=== WORK INSTRUCTIONS ===
From the Space Hulk forum thread below, quote the portion that begins at the words "## Bayonet (Aug" and stops after "humour (poor attempt...).".

Give me more Assault Cannon ammo, it gives the rest of my Squad opportunity to pin Oaths on eachother and buff their Terminator Plate.


----------



## ntaw (Jul 20, 2012)

Mine keeps glitching in that the screen goes black for a moment then comes back. Sometimes it happens a lot... like..a frigging lot. It saddens me, but the game is still great. I think it's pretty funny that they tell you what the dice rolls are, and I love the little selected termie camera view in the top right.


----------



## GrizBe (May 12, 2010)

Could be your video card Ntaw... try turning down the quality slightly, it might help it.


----------



## ntaw (Jul 20, 2012)

I have two video cards in my computer, never had this issue with anything before. I'll try it though.


----------



## Magpie_Oz (Jan 16, 2012)

Having two cards might be your problem ?


----------



## Zion (May 31, 2011)

Bayonet said:


> Initial thoughts?
> 
> Give me more Assault Cannon ammo, it gives the rest of my Squad opportunity to pin Oaths on eachother and buff their Terminator Plate.


Someone hasn't played the board game. Those aren't problems but the way the game this is based on is played.

Frommwhat I've heard it's a really faithful port of the board game, though that's all it is at its core, which means if you don't like that, you may not like this.


----------



## Bayonet (Aug 13, 2010)

Zion said:


> Someone hasn't played the board game. Those aren't problems but the way the game this is based on is played.
> 
> Frommwhat I've heard it's a really faithful port of the board game, though that's all it is at its core, which means if you don't like that, you may not like this.



I haven't played the board game but I'd love to, my post above was meant more of a stab at humour (poor attempt...).

A re-production of Space Hulk I played on Android (Templar Assault RPG) had limited ammunition for all weapons including Storm Bolters so I was suprised when they had Unlimited in the actual game although the malfunction side of things was an interesting mechanic.


----------

Excerpts from a layout annotation set
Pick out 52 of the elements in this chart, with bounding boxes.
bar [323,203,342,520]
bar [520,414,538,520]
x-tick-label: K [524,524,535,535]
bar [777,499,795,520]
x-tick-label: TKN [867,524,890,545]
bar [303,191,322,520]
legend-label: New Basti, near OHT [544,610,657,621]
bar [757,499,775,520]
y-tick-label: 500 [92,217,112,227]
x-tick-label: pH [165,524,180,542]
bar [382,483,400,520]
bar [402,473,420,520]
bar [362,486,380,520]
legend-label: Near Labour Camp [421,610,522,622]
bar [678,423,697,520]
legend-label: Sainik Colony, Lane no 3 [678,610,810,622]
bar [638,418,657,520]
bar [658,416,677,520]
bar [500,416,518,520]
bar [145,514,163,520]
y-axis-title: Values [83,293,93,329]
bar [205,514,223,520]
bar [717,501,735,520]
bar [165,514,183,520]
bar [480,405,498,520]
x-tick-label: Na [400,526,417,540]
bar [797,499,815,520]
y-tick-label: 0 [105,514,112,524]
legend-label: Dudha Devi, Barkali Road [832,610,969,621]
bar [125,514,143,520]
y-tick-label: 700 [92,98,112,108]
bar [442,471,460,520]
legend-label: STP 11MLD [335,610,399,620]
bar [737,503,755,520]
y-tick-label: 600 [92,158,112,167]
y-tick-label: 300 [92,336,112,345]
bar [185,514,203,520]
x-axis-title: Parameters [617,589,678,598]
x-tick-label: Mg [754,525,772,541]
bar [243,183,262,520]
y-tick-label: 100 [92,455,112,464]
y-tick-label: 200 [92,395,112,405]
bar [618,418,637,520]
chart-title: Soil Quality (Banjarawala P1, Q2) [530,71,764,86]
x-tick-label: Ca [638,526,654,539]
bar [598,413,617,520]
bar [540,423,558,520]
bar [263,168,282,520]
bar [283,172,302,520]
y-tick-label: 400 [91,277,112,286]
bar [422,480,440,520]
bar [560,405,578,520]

=== FINISHED EXERCISE ===
## Bayonet (Aug 13, 2010)

Zion said:


> Someone hasn't played the board game. Those aren't problems but the way the game this is based on is played.
> 
> Frommwhat I've heard it's a really faithful port of the board game, though that's all it is at its core, which means if you don't like that, you may not like this.



I haven't played the board game but I'd love to, my post above was meant more of a stab at humour (poor attempt...).